*DATA RECORDS*
○ ○ ○
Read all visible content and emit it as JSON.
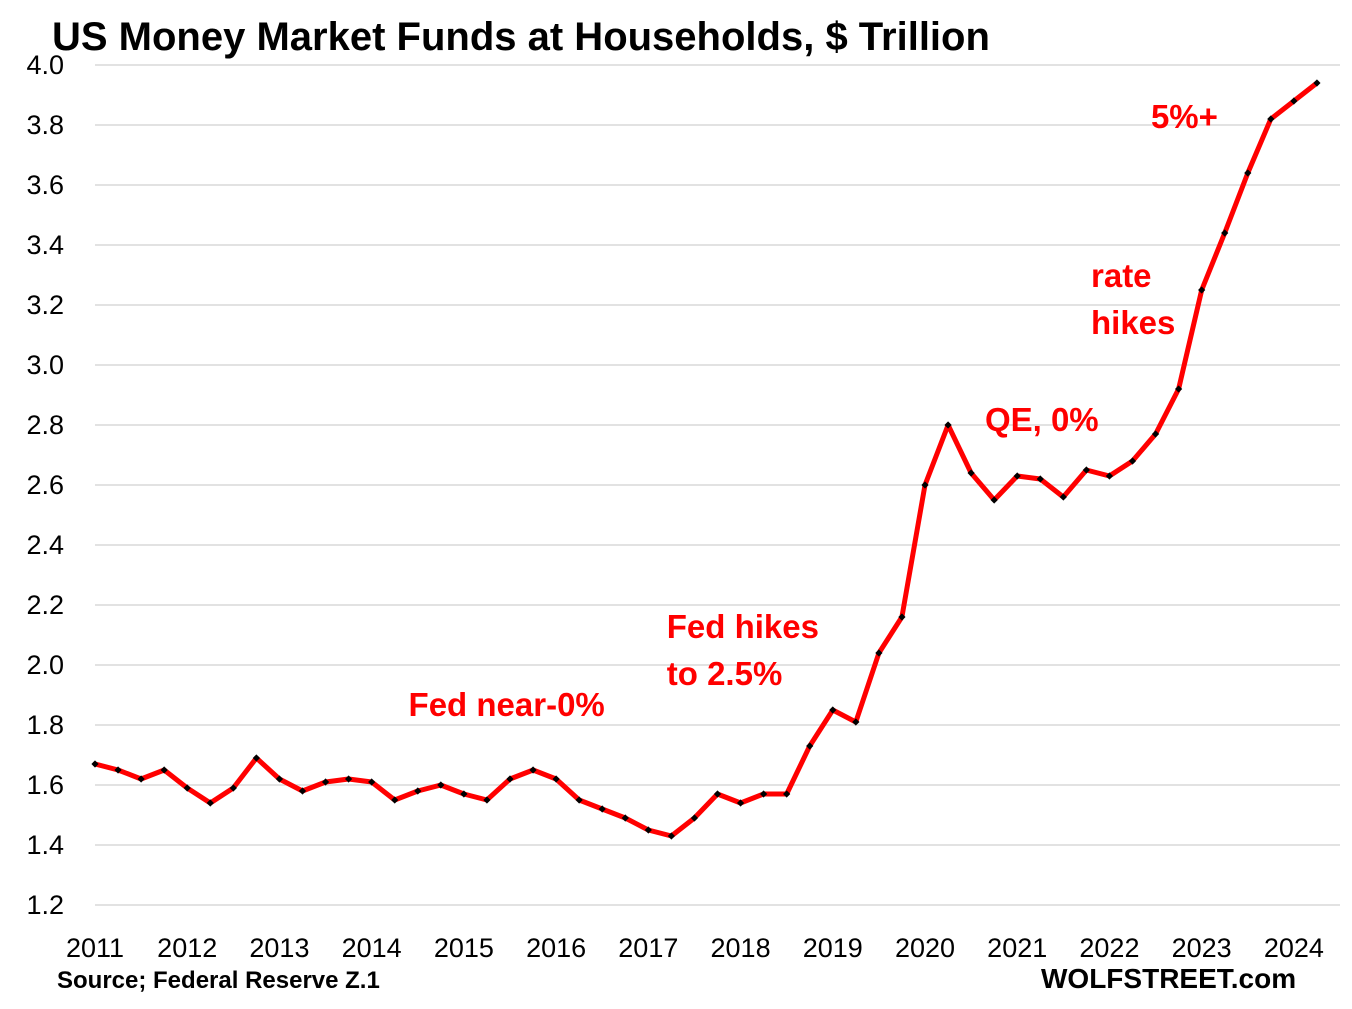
{
  "chart_data": {
    "type": "line",
    "title": "US Money Market Funds at Households, $ Trillion",
    "xlabel": "",
    "ylabel": "",
    "ylim": [
      1.2,
      4.0
    ],
    "yticks": [
      "1.2",
      "1.4",
      "1.6",
      "1.8",
      "2.0",
      "2.2",
      "2.4",
      "2.6",
      "2.8",
      "3.0",
      "3.2",
      "3.4",
      "3.6",
      "3.8",
      "4.0"
    ],
    "xlim": [
      2011,
      2024.5
    ],
    "xticks": [
      "2011",
      "2012",
      "2013",
      "2014",
      "2015",
      "2016",
      "2017",
      "2018",
      "2019",
      "2020",
      "2021",
      "2022",
      "2023",
      "2024"
    ],
    "grid": "horizontal",
    "line_color": "#ff0000",
    "marker_color": "#000000",
    "series": [
      {
        "x": [
          2011.0,
          2011.25,
          2011.5,
          2011.75,
          2012.0,
          2012.25,
          2012.5,
          2012.75,
          2013.0,
          2013.25,
          2013.5,
          2013.75,
          2014.0,
          2014.25,
          2014.5,
          2014.75,
          2015.0,
          2015.25,
          2015.5,
          2015.75,
          2016.0,
          2016.25,
          2016.5,
          2016.75,
          2017.0,
          2017.25,
          2017.5,
          2017.75,
          2018.0,
          2018.25,
          2018.5,
          2018.75,
          2019.0,
          2019.25,
          2019.5,
          2019.75,
          2020.0,
          2020.25,
          2020.5,
          2020.75,
          2021.0,
          2021.25,
          2021.5,
          2021.75,
          2022.0,
          2022.25,
          2022.5,
          2022.75,
          2023.0,
          2023.25,
          2023.5,
          2023.75,
          2024.0,
          2024.25
        ],
        "values": [
          1.67,
          1.65,
          1.62,
          1.65,
          1.59,
          1.54,
          1.59,
          1.69,
          1.62,
          1.58,
          1.61,
          1.62,
          1.61,
          1.55,
          1.58,
          1.6,
          1.57,
          1.55,
          1.62,
          1.65,
          1.62,
          1.55,
          1.52,
          1.49,
          1.45,
          1.43,
          1.49,
          1.57,
          1.54,
          1.57,
          1.57,
          1.73,
          1.85,
          1.81,
          2.04,
          2.16,
          2.6,
          2.8,
          2.64,
          2.55,
          2.63,
          2.62,
          2.56,
          2.65,
          2.63,
          2.68,
          2.77,
          2.92,
          3.25,
          3.44,
          3.64,
          3.82,
          3.88,
          3.94
        ]
      }
    ],
    "annotations": [
      {
        "lines": [
          "Fed near-0%"
        ],
        "x": 2014.4,
        "y": 1.83
      },
      {
        "lines": [
          "Fed hikes",
          "to 2.5%"
        ],
        "x": 2017.2,
        "y": 2.09
      },
      {
        "lines": [
          "QE, 0%"
        ],
        "x": 2020.65,
        "y": 2.78
      },
      {
        "lines": [
          "rate",
          "hikes"
        ],
        "x": 2021.8,
        "y": 3.26
      },
      {
        "lines": [
          "5%+"
        ],
        "x": 2022.45,
        "y": 3.79
      }
    ]
  },
  "footer": {
    "source": "Source; Federal Reserve Z.1",
    "brand": "WOLFSTREET.com"
  }
}
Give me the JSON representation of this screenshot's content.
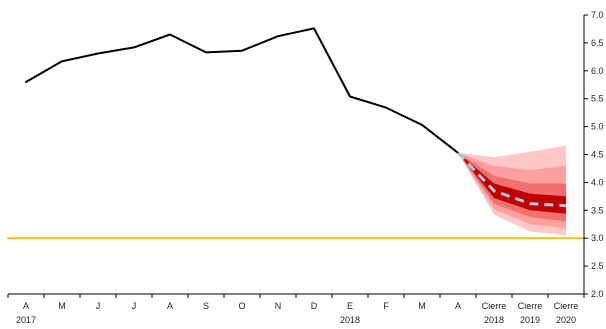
{
  "chart_data": {
    "type": "line",
    "title": "",
    "xlabel": "",
    "ylabel": "",
    "ylim": [
      2.0,
      7.0
    ],
    "y_axis_position": "right",
    "yticks": [
      "2.0",
      "2.5",
      "3.0",
      "3.5",
      "4.0",
      "4.5",
      "5.0",
      "5.5",
      "6.0",
      "6.5",
      "7.0"
    ],
    "categories": [
      "A",
      "M",
      "J",
      "J",
      "A",
      "S",
      "O",
      "N",
      "D",
      "E",
      "F",
      "M",
      "A",
      "Cierre",
      "Cierre",
      "Cierre"
    ],
    "year_labels": [
      {
        "index": 0,
        "text": "2017"
      },
      {
        "index": 9,
        "text": "2018"
      },
      {
        "index": 13,
        "text": "2018"
      },
      {
        "index": 14,
        "text": "2019"
      },
      {
        "index": 15,
        "text": "2020"
      }
    ],
    "series": [
      {
        "values": [
          5.8,
          6.17,
          6.31,
          6.42,
          6.65,
          6.33,
          6.36,
          6.62,
          6.76,
          5.54,
          5.34,
          5.03,
          4.53,
          null,
          null,
          null
        ],
        "color": "#000000",
        "style": "solid"
      },
      {
        "values": [
          null,
          null,
          null,
          null,
          null,
          null,
          null,
          null,
          null,
          null,
          null,
          null,
          4.53,
          3.85,
          3.62,
          3.58
        ],
        "color": "#a9c8d8",
        "style": "dashed"
      },
      {
        "values": [
          3.0,
          3.0,
          3.0,
          3.0,
          3.0,
          3.0,
          3.0,
          3.0,
          3.0,
          3.0,
          3.0,
          3.0,
          3.0,
          3.0,
          3.0,
          3.0
        ],
        "color": "#f2c200",
        "style": "solid"
      }
    ],
    "fan_chart": {
      "start_index": 12,
      "start_value": 4.53,
      "bands": [
        {
          "lower": [
            3.42,
            3.12,
            3.05
          ],
          "upper": [
            4.45,
            4.55,
            4.66
          ],
          "color": "#ffc8c8"
        },
        {
          "lower": [
            3.52,
            3.25,
            3.18
          ],
          "upper": [
            4.3,
            4.22,
            4.3
          ],
          "color": "#ffa0a0"
        },
        {
          "lower": [
            3.62,
            3.38,
            3.3
          ],
          "upper": [
            4.12,
            3.98,
            3.98
          ],
          "color": "#f26f6f"
        },
        {
          "lower": [
            3.72,
            3.5,
            3.44
          ],
          "upper": [
            3.98,
            3.8,
            3.75
          ],
          "color": "#c00000"
        }
      ]
    },
    "grid": false,
    "legend": "none"
  }
}
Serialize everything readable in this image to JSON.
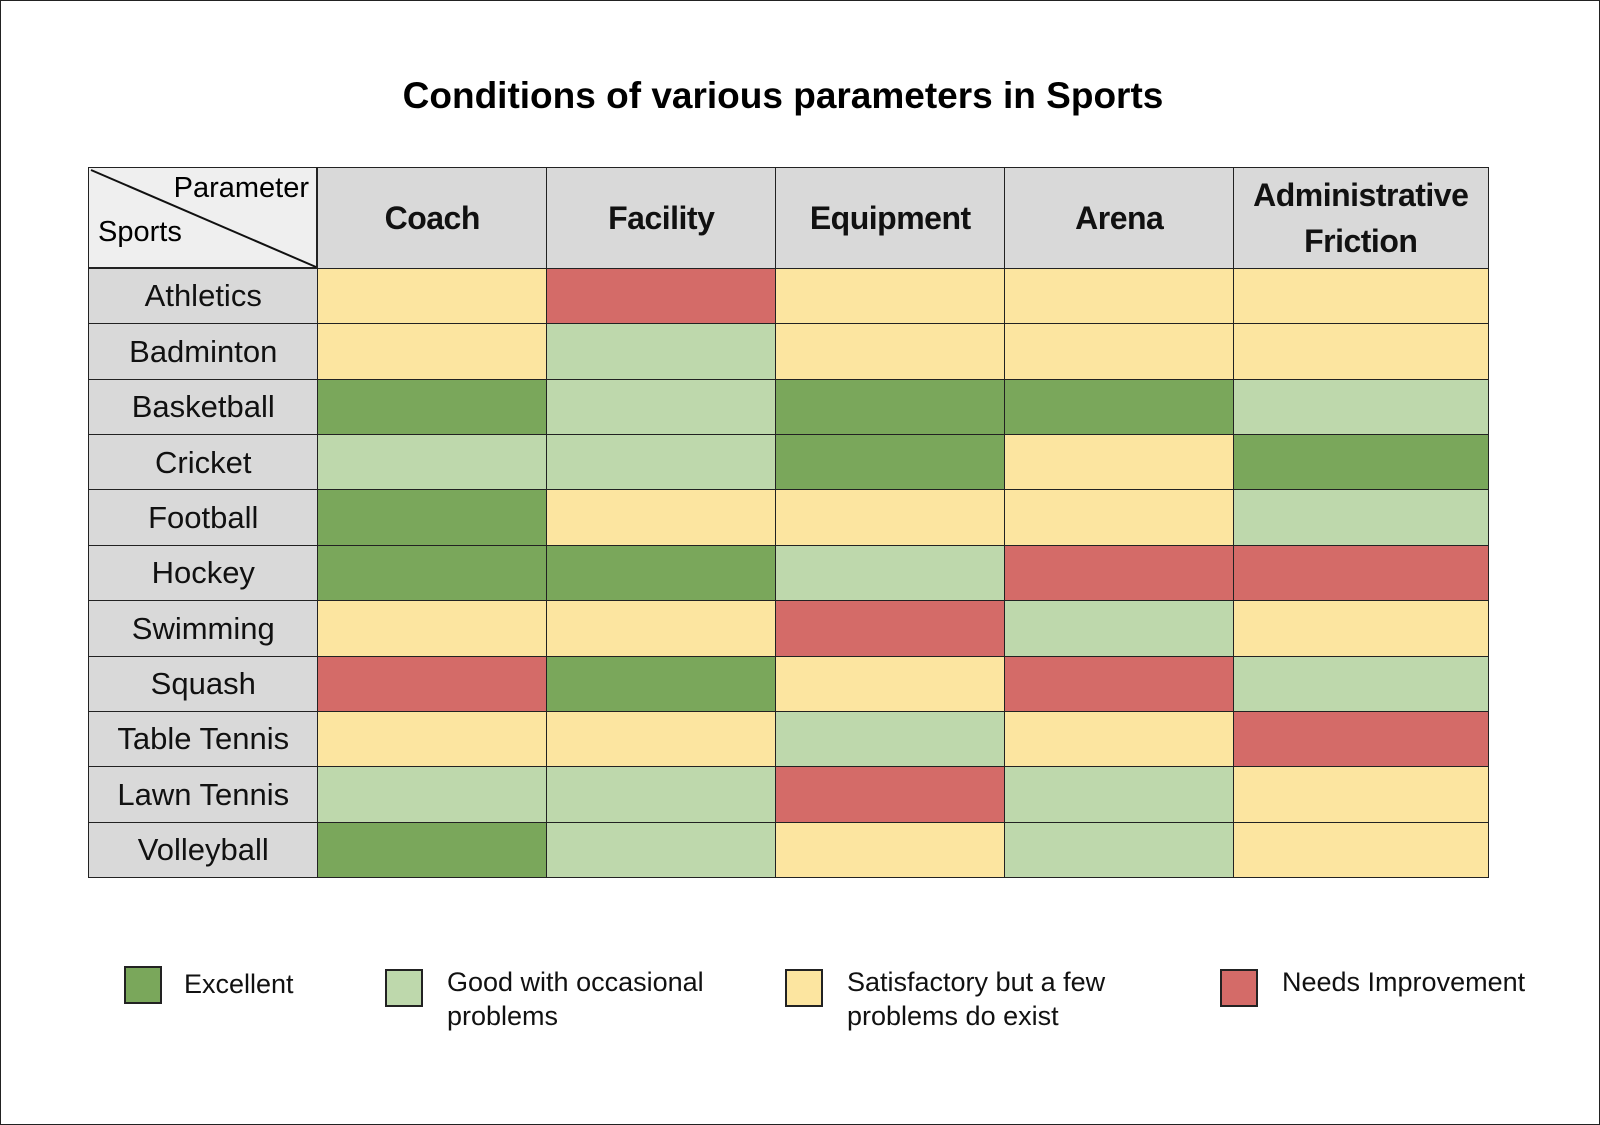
{
  "chart_data": {
    "type": "heatmap",
    "title": "Conditions of various parameters in Sports",
    "corner": {
      "column_label": "Parameter",
      "row_label": "Sports"
    },
    "columns": [
      "Coach",
      "Facility",
      "Equipment",
      "Arena",
      "Administrative Friction"
    ],
    "rows": [
      "Athletics",
      "Badminton",
      "Basketball",
      "Cricket",
      "Football",
      "Hockey",
      "Swimming",
      "Squash",
      "Table Tennis",
      "Lawn Tennis",
      "Volleyball"
    ],
    "values": [
      [
        "S",
        "N",
        "S",
        "S",
        "S"
      ],
      [
        "S",
        "G",
        "S",
        "S",
        "S"
      ],
      [
        "E",
        "G",
        "E",
        "E",
        "G"
      ],
      [
        "G",
        "G",
        "E",
        "S",
        "E"
      ],
      [
        "E",
        "S",
        "S",
        "S",
        "G"
      ],
      [
        "E",
        "E",
        "G",
        "N",
        "N"
      ],
      [
        "S",
        "S",
        "N",
        "G",
        "S"
      ],
      [
        "N",
        "E",
        "S",
        "N",
        "G"
      ],
      [
        "S",
        "S",
        "G",
        "S",
        "N"
      ],
      [
        "G",
        "G",
        "N",
        "G",
        "S"
      ],
      [
        "E",
        "G",
        "S",
        "G",
        "S"
      ]
    ],
    "legend": [
      {
        "key": "E",
        "label": "Excellent",
        "color": "#7aa75b"
      },
      {
        "key": "G",
        "label": "Good with occasional problems",
        "color": "#bed8ac"
      },
      {
        "key": "S",
        "label": "Satisfactory but a few problems do exist",
        "color": "#fce5a0"
      },
      {
        "key": "N",
        "label": "Needs Improvement",
        "color": "#d46b68"
      }
    ],
    "legend_placement": "bottom"
  }
}
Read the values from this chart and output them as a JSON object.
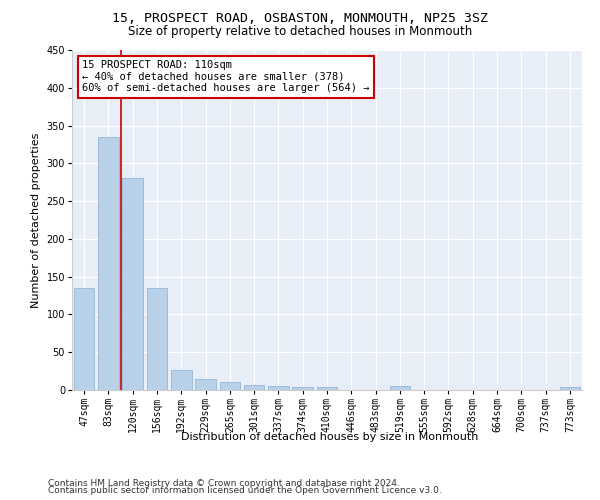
○ ○ ○
*STATED TASK*
Copy out every line of the material above that mentions the word "text".

*ANSWER TO THE EXERCISE*
        "text": "2017"
        "text": "2018"
        "text": "2018"
        "text": "2019"
        "text": "2020"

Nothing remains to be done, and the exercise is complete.